- **Records that describe figures**:
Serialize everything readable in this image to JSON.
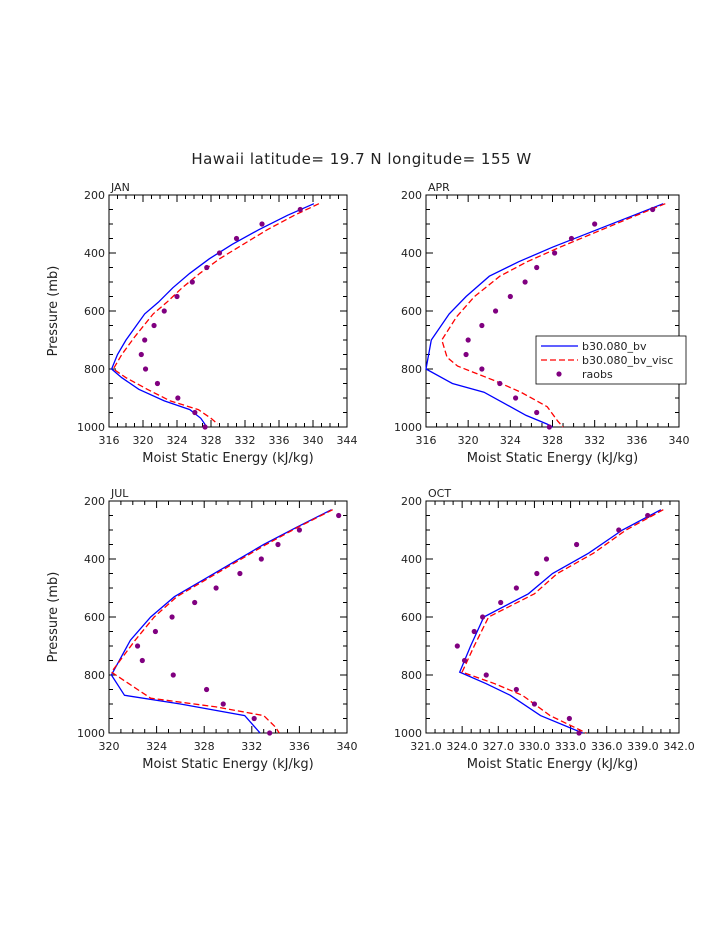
{
  "title": "Hawaii  latitude= 19.7 N longitude= 155 W",
  "chart_data": [
    {
      "type": "line",
      "panel": "JAN",
      "xlabel": "Moist Static Energy (kJ/kg)",
      "ylabel": "Pressure (mb)",
      "xlim": [
        316,
        344
      ],
      "xticks": [
        "316",
        "320",
        "324",
        "328",
        "332",
        "336",
        "340",
        "344"
      ],
      "ylim": [
        1000,
        200
      ],
      "yticks": [
        "200",
        "400",
        "600",
        "800",
        "1000"
      ],
      "series": [
        {
          "name": "b30.080_bv",
          "color": "#0000ff",
          "style": "solid",
          "points": [
            [
              340.1,
              230
            ],
            [
              337.0,
              270
            ],
            [
              333.6,
              320
            ],
            [
              330.5,
              370
            ],
            [
              327.8,
              420
            ],
            [
              325.5,
              470
            ],
            [
              323.5,
              520
            ],
            [
              321.8,
              570
            ],
            [
              320.2,
              610
            ],
            [
              318.0,
              700
            ],
            [
              317.0,
              750
            ],
            [
              316.3,
              800
            ],
            [
              317.5,
              830
            ],
            [
              319.5,
              870
            ],
            [
              322.5,
              910
            ],
            [
              325.5,
              940
            ],
            [
              326.8,
              970
            ],
            [
              327.5,
              1000
            ]
          ]
        },
        {
          "name": "b30.080_bv_visc",
          "color": "#ff0000",
          "style": "dashed",
          "points": [
            [
              340.7,
              230
            ],
            [
              337.8,
              270
            ],
            [
              334.6,
              320
            ],
            [
              331.8,
              370
            ],
            [
              329.0,
              420
            ],
            [
              326.7,
              470
            ],
            [
              324.6,
              520
            ],
            [
              322.8,
              570
            ],
            [
              321.2,
              610
            ],
            [
              319.0,
              690
            ],
            [
              317.5,
              750
            ],
            [
              316.5,
              800
            ],
            [
              318.0,
              830
            ],
            [
              320.5,
              870
            ],
            [
              323.2,
              910
            ],
            [
              326.5,
              940
            ],
            [
              328.0,
              970
            ],
            [
              328.8,
              990
            ]
          ]
        }
      ],
      "points": {
        "name": "raobs",
        "color": "#800080",
        "data": [
          [
            338.5,
            250
          ],
          [
            334.0,
            300
          ],
          [
            331.0,
            350
          ],
          [
            329.0,
            400
          ],
          [
            327.5,
            450
          ],
          [
            325.8,
            500
          ],
          [
            324.0,
            550
          ],
          [
            322.5,
            600
          ],
          [
            321.3,
            650
          ],
          [
            320.2,
            700
          ],
          [
            319.8,
            750
          ],
          [
            320.3,
            800
          ],
          [
            321.7,
            850
          ],
          [
            324.1,
            900
          ],
          [
            326.1,
            950
          ],
          [
            327.3,
            1000
          ]
        ]
      }
    },
    {
      "type": "line",
      "panel": "APR",
      "xlabel": "Moist Static Energy (kJ/kg)",
      "ylabel": "",
      "xlim": [
        316,
        340
      ],
      "xticks": [
        "316",
        "320",
        "324",
        "328",
        "332",
        "336",
        "340"
      ],
      "ylim": [
        1000,
        200
      ],
      "yticks": [
        "200",
        "400",
        "600",
        "800",
        "1000"
      ],
      "legend": {
        "placement": "right",
        "entries": [
          "b30.080_bv",
          "b30.080_bv_visc",
          "raobs"
        ]
      },
      "series": [
        {
          "name": "b30.080_bv",
          "color": "#0000ff",
          "style": "solid",
          "points": [
            [
              338.5,
              230
            ],
            [
              335.0,
              280
            ],
            [
              331.5,
              330
            ],
            [
              328.0,
              380
            ],
            [
              324.8,
              430
            ],
            [
              322.0,
              480
            ],
            [
              319.8,
              550
            ],
            [
              318.2,
              610
            ],
            [
              316.5,
              700
            ],
            [
              316.0,
              800
            ],
            [
              318.5,
              850
            ],
            [
              321.5,
              880
            ],
            [
              323.5,
              920
            ],
            [
              325.5,
              960
            ],
            [
              327.5,
              990
            ],
            [
              328.0,
              1000
            ]
          ]
        },
        {
          "name": "b30.080_bv_visc",
          "color": "#ff0000",
          "style": "dashed",
          "points": [
            [
              338.7,
              230
            ],
            [
              335.3,
              280
            ],
            [
              332.0,
              330
            ],
            [
              328.7,
              380
            ],
            [
              325.6,
              430
            ],
            [
              323.0,
              480
            ],
            [
              320.6,
              550
            ],
            [
              318.9,
              620
            ],
            [
              317.5,
              700
            ],
            [
              318.0,
              760
            ],
            [
              319.0,
              790
            ],
            [
              322.5,
              840
            ],
            [
              325.0,
              880
            ],
            [
              327.5,
              930
            ],
            [
              328.5,
              980
            ],
            [
              329.0,
              1000
            ]
          ]
        }
      ],
      "points": {
        "name": "raobs",
        "color": "#800080",
        "data": [
          [
            337.5,
            250
          ],
          [
            332.0,
            300
          ],
          [
            329.8,
            350
          ],
          [
            328.2,
            400
          ],
          [
            326.5,
            450
          ],
          [
            325.4,
            500
          ],
          [
            324.0,
            550
          ],
          [
            322.6,
            600
          ],
          [
            321.3,
            650
          ],
          [
            320.0,
            700
          ],
          [
            319.8,
            750
          ],
          [
            321.3,
            800
          ],
          [
            323.0,
            850
          ],
          [
            324.5,
            900
          ],
          [
            326.5,
            950
          ],
          [
            327.7,
            1000
          ]
        ]
      }
    },
    {
      "type": "line",
      "panel": "JUL",
      "xlabel": "Moist Static Energy (kJ/kg)",
      "ylabel": "Pressure (mb)",
      "xlim": [
        320,
        340
      ],
      "xticks": [
        "320",
        "324",
        "328",
        "332",
        "336",
        "340"
      ],
      "ylim": [
        1000,
        200
      ],
      "yticks": [
        "200",
        "400",
        "600",
        "800",
        "1000"
      ],
      "series": [
        {
          "name": "b30.080_bv",
          "color": "#0000ff",
          "style": "solid",
          "points": [
            [
              338.7,
              230
            ],
            [
              335.8,
              290
            ],
            [
              333.0,
              350
            ],
            [
              330.5,
              410
            ],
            [
              328.0,
              470
            ],
            [
              325.5,
              530
            ],
            [
              323.5,
              600
            ],
            [
              321.8,
              680
            ],
            [
              320.2,
              800
            ],
            [
              321.3,
              870
            ],
            [
              326.0,
              900
            ],
            [
              331.4,
              940
            ],
            [
              332.7,
              1000
            ]
          ]
        },
        {
          "name": "b30.080_bv_visc",
          "color": "#ff0000",
          "style": "dashed",
          "points": [
            [
              338.8,
              230
            ],
            [
              335.9,
              290
            ],
            [
              333.2,
              350
            ],
            [
              330.7,
              410
            ],
            [
              328.2,
              470
            ],
            [
              325.7,
              530
            ],
            [
              323.8,
              600
            ],
            [
              322.2,
              680
            ],
            [
              320.2,
              790
            ],
            [
              323.5,
              880
            ],
            [
              329.0,
              910
            ],
            [
              333.0,
              940
            ],
            [
              334.0,
              980
            ],
            [
              334.3,
              1000
            ]
          ]
        }
      ],
      "points": {
        "name": "raobs",
        "color": "#800080",
        "data": [
          [
            339.3,
            250
          ],
          [
            336.0,
            300
          ],
          [
            334.2,
            350
          ],
          [
            332.8,
            400
          ],
          [
            331.0,
            450
          ],
          [
            329.0,
            500
          ],
          [
            327.2,
            550
          ],
          [
            325.3,
            600
          ],
          [
            323.9,
            650
          ],
          [
            322.4,
            700
          ],
          [
            322.8,
            750
          ],
          [
            325.4,
            800
          ],
          [
            328.2,
            850
          ],
          [
            329.6,
            900
          ],
          [
            332.2,
            950
          ],
          [
            333.5,
            1000
          ]
        ]
      }
    },
    {
      "type": "line",
      "panel": "OCT",
      "xlabel": "Moist Static Energy (kJ/kg)",
      "ylabel": "",
      "xlim": [
        321.0,
        342.0
      ],
      "xticks": [
        "321.0",
        "324.0",
        "327.0",
        "330.0",
        "333.0",
        "336.0",
        "339.0",
        "342.0"
      ],
      "ylim": [
        1000,
        200
      ],
      "yticks": [
        "200",
        "400",
        "600",
        "800",
        "1000"
      ],
      "series": [
        {
          "name": "b30.080_bv",
          "color": "#0000ff",
          "style": "solid",
          "points": [
            [
              340.5,
              230
            ],
            [
              337.3,
              300
            ],
            [
              334.5,
              380
            ],
            [
              331.5,
              450
            ],
            [
              329.5,
              520
            ],
            [
              325.8,
              600
            ],
            [
              324.7,
              700
            ],
            [
              323.8,
              790
            ],
            [
              326.0,
              830
            ],
            [
              328.0,
              870
            ],
            [
              330.5,
              940
            ],
            [
              334.0,
              1000
            ]
          ]
        },
        {
          "name": "b30.080_bv_visc",
          "color": "#ff0000",
          "style": "dashed",
          "points": [
            [
              340.7,
              230
            ],
            [
              337.6,
              300
            ],
            [
              334.9,
              380
            ],
            [
              331.9,
              450
            ],
            [
              330.0,
              520
            ],
            [
              326.2,
              600
            ],
            [
              325.0,
              700
            ],
            [
              324.0,
              790
            ],
            [
              326.7,
              830
            ],
            [
              329.0,
              870
            ],
            [
              331.3,
              940
            ],
            [
              334.3,
              1000
            ]
          ]
        }
      ],
      "points": {
        "name": "raobs",
        "color": "#800080",
        "data": [
          [
            339.4,
            250
          ],
          [
            337.0,
            300
          ],
          [
            333.5,
            350
          ],
          [
            331.0,
            400
          ],
          [
            330.2,
            450
          ],
          [
            328.5,
            500
          ],
          [
            327.2,
            550
          ],
          [
            325.7,
            600
          ],
          [
            325.0,
            650
          ],
          [
            323.6,
            700
          ],
          [
            324.2,
            750
          ],
          [
            326.0,
            800
          ],
          [
            328.5,
            850
          ],
          [
            330.0,
            900
          ],
          [
            332.9,
            950
          ],
          [
            333.7,
            1000
          ]
        ]
      }
    }
  ]
}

- **Goal**:
Give only the count of lines in this material that contain the string "panel".

- **Task solution**:
4